**Data to use:**
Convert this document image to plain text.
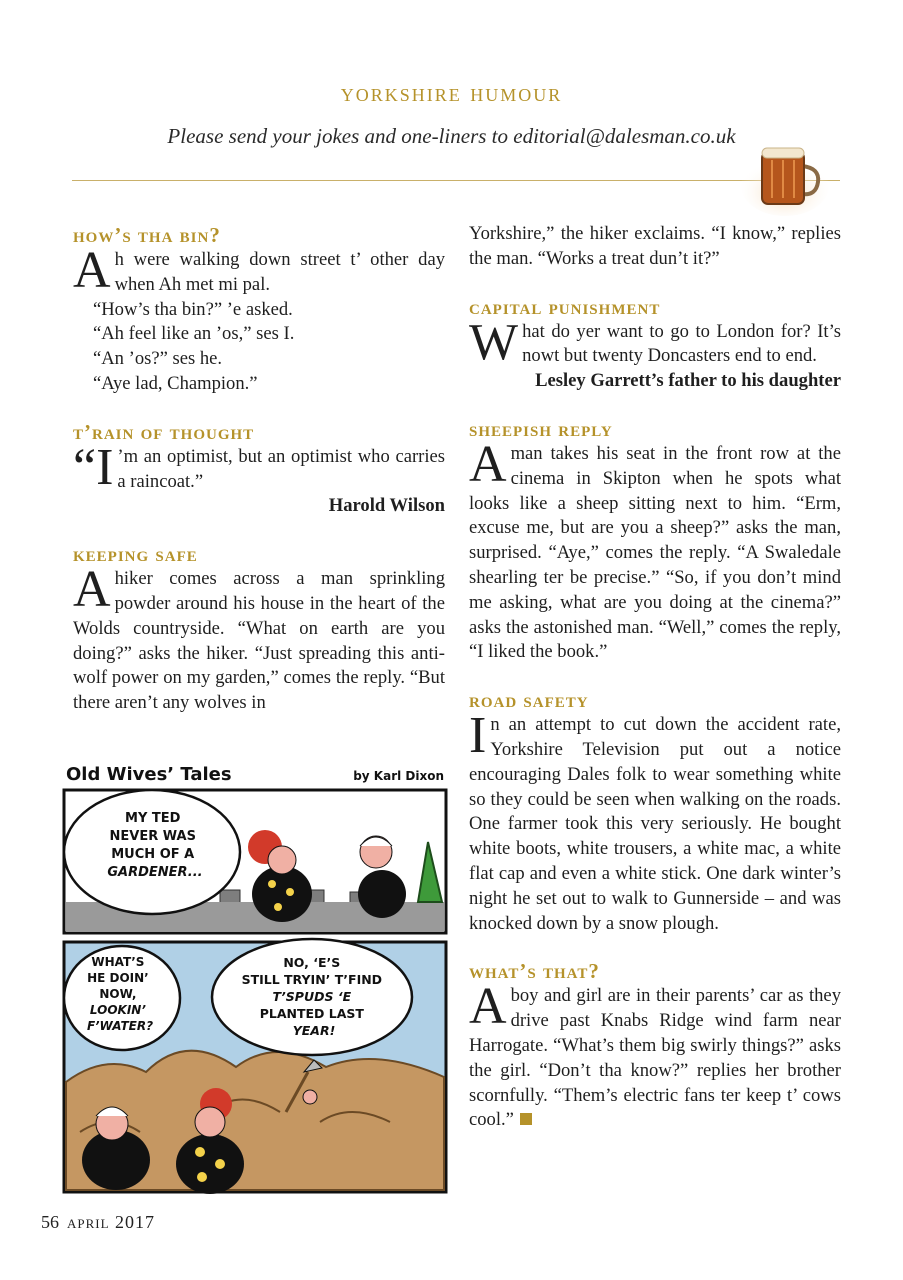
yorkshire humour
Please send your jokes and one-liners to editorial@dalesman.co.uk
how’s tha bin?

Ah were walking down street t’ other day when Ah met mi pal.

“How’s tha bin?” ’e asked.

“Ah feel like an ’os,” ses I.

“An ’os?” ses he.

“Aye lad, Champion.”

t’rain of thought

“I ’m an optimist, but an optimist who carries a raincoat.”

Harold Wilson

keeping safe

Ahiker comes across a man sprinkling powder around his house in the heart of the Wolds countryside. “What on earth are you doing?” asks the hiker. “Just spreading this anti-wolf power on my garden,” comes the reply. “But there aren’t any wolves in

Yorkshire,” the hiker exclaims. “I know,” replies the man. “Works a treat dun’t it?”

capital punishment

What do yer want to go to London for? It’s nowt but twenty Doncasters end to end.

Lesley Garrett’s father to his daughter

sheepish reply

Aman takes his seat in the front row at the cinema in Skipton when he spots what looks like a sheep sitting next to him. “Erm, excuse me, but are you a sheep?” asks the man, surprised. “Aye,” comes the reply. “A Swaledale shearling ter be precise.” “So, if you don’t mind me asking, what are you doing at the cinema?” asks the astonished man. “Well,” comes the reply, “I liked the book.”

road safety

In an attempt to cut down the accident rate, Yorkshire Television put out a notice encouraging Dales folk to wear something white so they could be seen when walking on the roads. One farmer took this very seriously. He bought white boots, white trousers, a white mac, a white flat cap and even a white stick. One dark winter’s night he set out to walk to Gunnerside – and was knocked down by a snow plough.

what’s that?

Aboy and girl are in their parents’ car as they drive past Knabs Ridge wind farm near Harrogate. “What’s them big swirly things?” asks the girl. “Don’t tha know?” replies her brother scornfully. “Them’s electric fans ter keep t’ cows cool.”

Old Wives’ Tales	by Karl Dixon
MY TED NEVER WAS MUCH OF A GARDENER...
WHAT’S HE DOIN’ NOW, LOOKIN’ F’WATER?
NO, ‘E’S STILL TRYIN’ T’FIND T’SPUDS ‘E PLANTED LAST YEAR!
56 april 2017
* * *
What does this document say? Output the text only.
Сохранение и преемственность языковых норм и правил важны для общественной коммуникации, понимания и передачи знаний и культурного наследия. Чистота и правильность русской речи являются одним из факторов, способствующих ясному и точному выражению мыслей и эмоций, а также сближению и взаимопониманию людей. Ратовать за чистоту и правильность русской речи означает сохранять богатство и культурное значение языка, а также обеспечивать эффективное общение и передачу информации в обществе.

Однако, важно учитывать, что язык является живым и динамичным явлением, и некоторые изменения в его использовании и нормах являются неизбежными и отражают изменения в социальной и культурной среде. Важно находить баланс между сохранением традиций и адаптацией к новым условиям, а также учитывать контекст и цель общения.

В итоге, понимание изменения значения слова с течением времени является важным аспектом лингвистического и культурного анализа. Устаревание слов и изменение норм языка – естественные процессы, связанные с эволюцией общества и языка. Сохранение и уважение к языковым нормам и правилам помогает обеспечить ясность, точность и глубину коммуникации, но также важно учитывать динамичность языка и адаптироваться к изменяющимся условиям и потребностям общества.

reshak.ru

**Stated problem:** Pull out every line of the records above that contains the word "hiker".

**Solution:**
Ahiker comes across a man sprinkling powder around his house in the heart of the Wolds countryside. “What on earth are you doing?” asks the hiker. “Just spreading this anti-wolf power on my garden,” comes the reply. “But there aren’t any wolves in
Yorkshire,” the hiker exclaims. “I know,” replies the man. “Works a treat dun’t it?”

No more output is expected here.